Transcribe all of the data exactly. Omit the pictures.

____________

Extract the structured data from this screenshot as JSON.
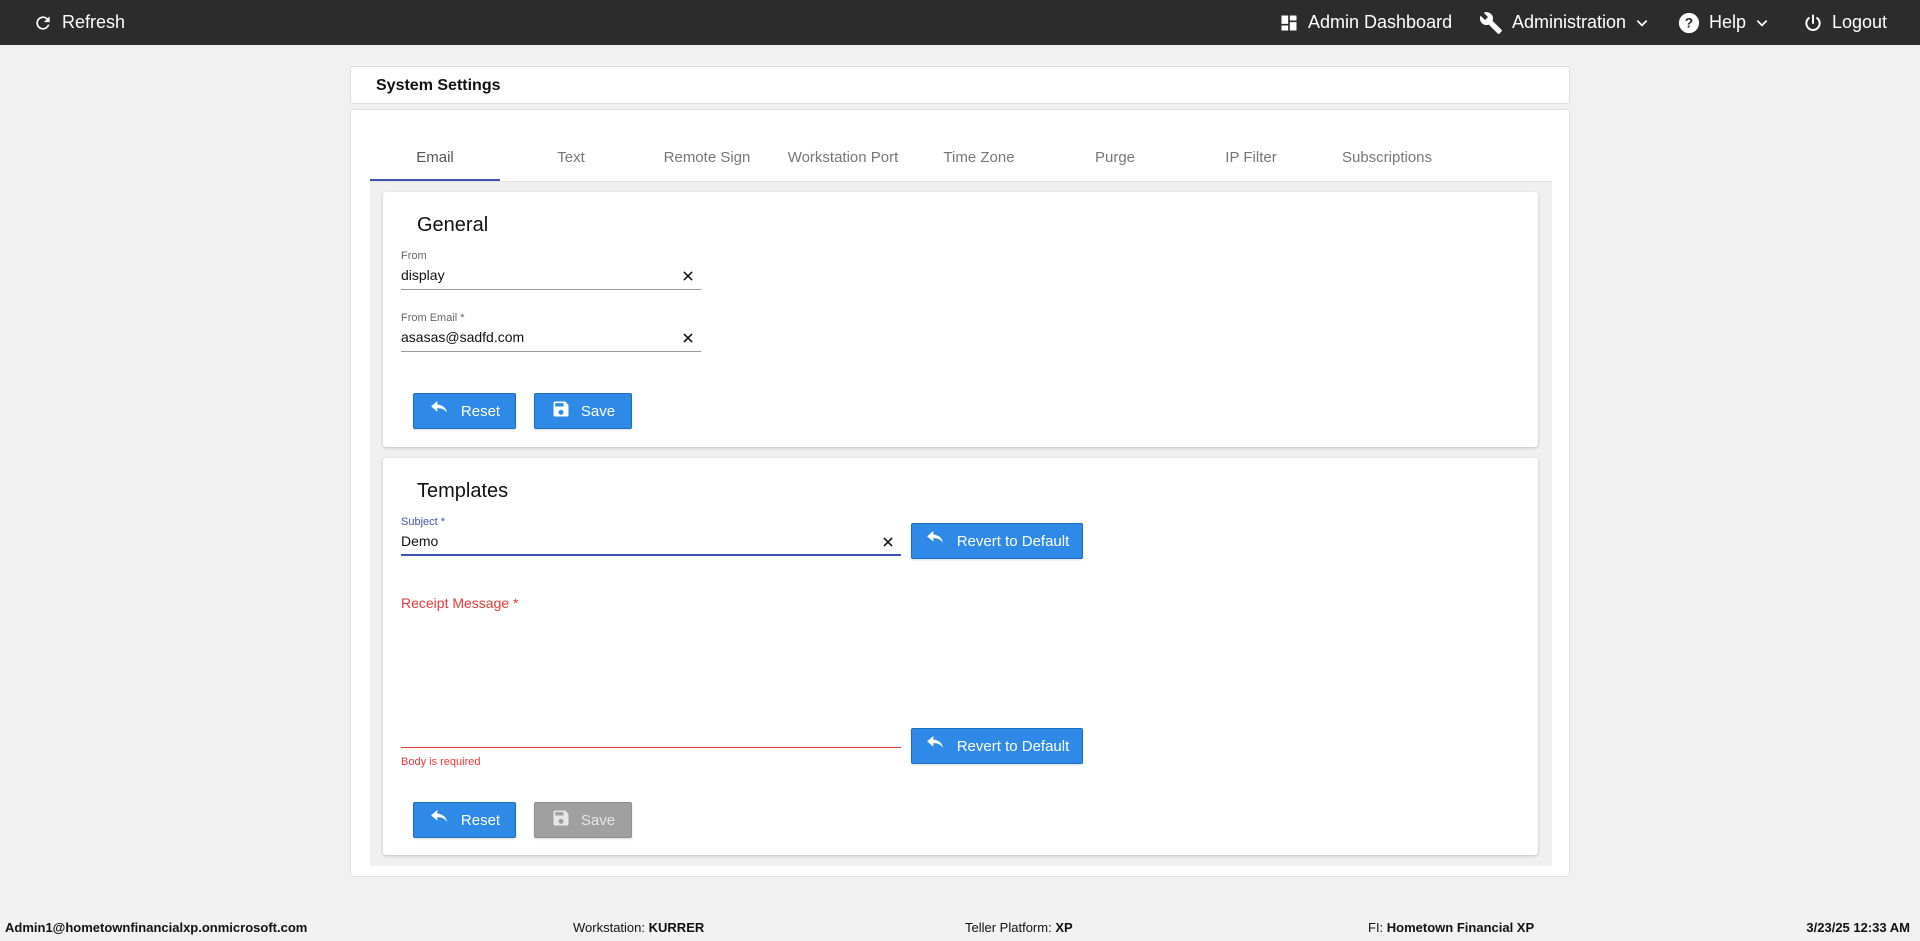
{
  "topbar": {
    "refresh_label": "Refresh",
    "admin_dashboard_label": "Admin Dashboard",
    "administration_label": "Administration",
    "help_label": "Help",
    "logout_label": "Logout"
  },
  "page": {
    "title": "System Settings"
  },
  "tabs": [
    {
      "label": "Email",
      "active": true
    },
    {
      "label": "Text"
    },
    {
      "label": "Remote Sign"
    },
    {
      "label": "Workstation Port"
    },
    {
      "label": "Time Zone"
    },
    {
      "label": "Purge"
    },
    {
      "label": "IP Filter"
    },
    {
      "label": "Subscriptions"
    }
  ],
  "general": {
    "title": "General",
    "from_label": "From",
    "from_value": "display",
    "from_email_label": "From Email *",
    "from_email_value": "asasas@sadfd.com",
    "reset_label": "Reset",
    "save_label": "Save"
  },
  "templates": {
    "title": "Templates",
    "subject_label": "Subject *",
    "subject_value": "Demo",
    "revert_label": "Revert to Default",
    "receipt_label": "Receipt Message *",
    "receipt_value": "",
    "receipt_error": "Body is required",
    "revert_label_2": "Revert to Default",
    "reset_label": "Reset",
    "save_label": "Save"
  },
  "footer": {
    "user": "Admin1@hometownfinancialxp.onmicrosoft.com",
    "workstation_label": "Workstation:",
    "workstation_value": "KURRER",
    "teller_label": "Teller Platform:",
    "teller_value": "XP",
    "fi_label": "FI:",
    "fi_value": "Hometown Financial XP",
    "datetime": "3/23/25 12:33 AM"
  },
  "colors": {
    "topbar": "#2c2c2c",
    "primary_button": "#2e8ae6",
    "tab_ink": "#3f51b5",
    "error": "#e53935",
    "focus": "#3f51b5"
  },
  "icons": {
    "refresh": "refresh-icon",
    "dashboard": "dashboard-icon",
    "administration": "wrench-icon",
    "help": "help-circle-icon",
    "logout": "power-icon",
    "clear": "close-icon",
    "undo": "undo-icon",
    "save": "floppy-disk-icon"
  }
}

____________

- Result -
Extract the structured data from this screenshot as JSON.
{
  "topbar": {
    "refresh_label": "Refresh",
    "admin_dashboard_label": "Admin Dashboard",
    "administration_label": "Administration",
    "help_label": "Help",
    "logout_label": "Logout"
  },
  "page": {
    "title": "System Settings"
  },
  "tabs": [
    {
      "label": "Email",
      "active": true
    },
    {
      "label": "Text"
    },
    {
      "label": "Remote Sign"
    },
    {
      "label": "Workstation Port"
    },
    {
      "label": "Time Zone"
    },
    {
      "label": "Purge"
    },
    {
      "label": "IP Filter"
    },
    {
      "label": "Subscriptions"
    }
  ],
  "general": {
    "title": "General",
    "from_label": "From",
    "from_value": "display",
    "from_email_label": "From Email *",
    "from_email_value": "asasas@sadfd.com",
    "reset_label": "Reset",
    "save_label": "Save"
  },
  "templates": {
    "title": "Templates",
    "subject_label": "Subject *",
    "subject_value": "Demo",
    "revert_label": "Revert to Default",
    "receipt_label": "Receipt Message *",
    "receipt_value": "",
    "receipt_error": "Body is required",
    "revert_label_2": "Revert to Default",
    "reset_label": "Reset",
    "save_label": "Save"
  },
  "footer": {
    "user": "Admin1@hometownfinancialxp.onmicrosoft.com",
    "workstation_label": "Workstation:",
    "workstation_value": "KURRER",
    "teller_label": "Teller Platform:",
    "teller_value": "XP",
    "fi_label": "FI:",
    "fi_value": "Hometown Financial XP",
    "datetime": "3/23/25 12:33 AM"
  },
  "colors": {
    "topbar": "#2c2c2c",
    "primary_button": "#2e8ae6",
    "tab_ink": "#3f51b5",
    "error": "#e53935",
    "focus": "#3f51b5"
  },
  "icons": {
    "refresh": "refresh-icon",
    "dashboard": "dashboard-icon",
    "administration": "wrench-icon",
    "help": "help-circle-icon",
    "logout": "power-icon",
    "clear": "close-icon",
    "undo": "undo-icon",
    "save": "floppy-disk-icon"
  }
}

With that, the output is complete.